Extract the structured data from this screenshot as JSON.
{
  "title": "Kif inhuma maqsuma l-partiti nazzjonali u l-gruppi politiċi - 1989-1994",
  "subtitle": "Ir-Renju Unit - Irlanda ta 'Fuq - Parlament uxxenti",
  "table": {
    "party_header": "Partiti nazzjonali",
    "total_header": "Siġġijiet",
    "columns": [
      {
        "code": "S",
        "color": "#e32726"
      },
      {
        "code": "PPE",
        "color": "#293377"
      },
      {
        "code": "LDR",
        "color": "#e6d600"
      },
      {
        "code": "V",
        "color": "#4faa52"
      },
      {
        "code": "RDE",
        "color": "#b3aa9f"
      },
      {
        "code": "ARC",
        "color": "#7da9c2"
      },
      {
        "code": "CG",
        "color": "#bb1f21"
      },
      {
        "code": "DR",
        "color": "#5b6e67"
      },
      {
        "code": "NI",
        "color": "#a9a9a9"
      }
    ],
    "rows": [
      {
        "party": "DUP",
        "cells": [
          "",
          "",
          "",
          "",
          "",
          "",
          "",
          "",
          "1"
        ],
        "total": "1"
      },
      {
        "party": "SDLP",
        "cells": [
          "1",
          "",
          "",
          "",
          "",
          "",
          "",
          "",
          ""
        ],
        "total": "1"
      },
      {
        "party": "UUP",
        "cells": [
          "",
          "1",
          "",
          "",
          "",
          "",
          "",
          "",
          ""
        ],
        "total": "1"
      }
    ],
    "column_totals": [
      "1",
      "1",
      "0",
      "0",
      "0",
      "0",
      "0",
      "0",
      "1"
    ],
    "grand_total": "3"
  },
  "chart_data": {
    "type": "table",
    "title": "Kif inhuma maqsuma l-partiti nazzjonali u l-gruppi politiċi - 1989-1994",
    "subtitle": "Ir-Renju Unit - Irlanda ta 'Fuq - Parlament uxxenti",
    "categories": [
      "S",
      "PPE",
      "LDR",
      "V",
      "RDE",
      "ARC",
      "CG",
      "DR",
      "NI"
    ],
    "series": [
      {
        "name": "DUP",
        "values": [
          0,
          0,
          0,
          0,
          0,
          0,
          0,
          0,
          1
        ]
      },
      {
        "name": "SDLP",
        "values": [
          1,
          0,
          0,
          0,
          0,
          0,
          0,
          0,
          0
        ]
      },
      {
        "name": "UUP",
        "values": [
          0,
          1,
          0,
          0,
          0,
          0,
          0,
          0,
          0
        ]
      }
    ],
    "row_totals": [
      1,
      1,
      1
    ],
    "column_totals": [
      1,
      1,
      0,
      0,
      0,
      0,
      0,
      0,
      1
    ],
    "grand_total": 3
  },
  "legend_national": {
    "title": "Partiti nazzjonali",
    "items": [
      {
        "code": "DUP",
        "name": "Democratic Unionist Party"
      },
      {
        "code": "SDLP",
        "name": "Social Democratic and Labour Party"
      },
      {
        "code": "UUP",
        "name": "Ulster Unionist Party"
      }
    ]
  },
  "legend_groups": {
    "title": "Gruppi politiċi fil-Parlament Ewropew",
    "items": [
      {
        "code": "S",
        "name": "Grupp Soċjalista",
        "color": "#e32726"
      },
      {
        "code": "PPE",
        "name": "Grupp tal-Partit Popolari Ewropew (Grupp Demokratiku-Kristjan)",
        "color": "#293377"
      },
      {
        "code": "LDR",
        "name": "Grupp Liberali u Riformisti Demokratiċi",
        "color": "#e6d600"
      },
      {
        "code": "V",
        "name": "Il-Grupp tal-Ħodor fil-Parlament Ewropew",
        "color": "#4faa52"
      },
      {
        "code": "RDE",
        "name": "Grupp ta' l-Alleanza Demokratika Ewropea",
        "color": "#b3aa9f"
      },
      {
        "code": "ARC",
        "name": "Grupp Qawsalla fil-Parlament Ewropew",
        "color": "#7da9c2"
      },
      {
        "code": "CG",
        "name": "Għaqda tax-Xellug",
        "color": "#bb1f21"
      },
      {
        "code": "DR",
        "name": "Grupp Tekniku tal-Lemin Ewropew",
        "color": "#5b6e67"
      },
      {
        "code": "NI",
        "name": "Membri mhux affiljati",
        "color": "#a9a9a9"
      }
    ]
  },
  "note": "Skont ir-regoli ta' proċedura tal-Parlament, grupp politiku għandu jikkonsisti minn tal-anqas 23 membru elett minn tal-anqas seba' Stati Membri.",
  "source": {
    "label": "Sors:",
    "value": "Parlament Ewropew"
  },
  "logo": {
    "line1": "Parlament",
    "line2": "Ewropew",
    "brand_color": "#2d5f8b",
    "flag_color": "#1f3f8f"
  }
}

- - - - - - -

> STATED GOAL: Return each line in the records that holds the string "Membri".

> EXERCISE OUTPUT:
        "name": "Membri mhux affiljati",
  "note": "Skont ir-regoli ta' proċedura tal-Parlament, grupp politiku għandu jikkonsisti minn tal-anqas 23 membru elett minn tal-anqas seba' Stati Membri.",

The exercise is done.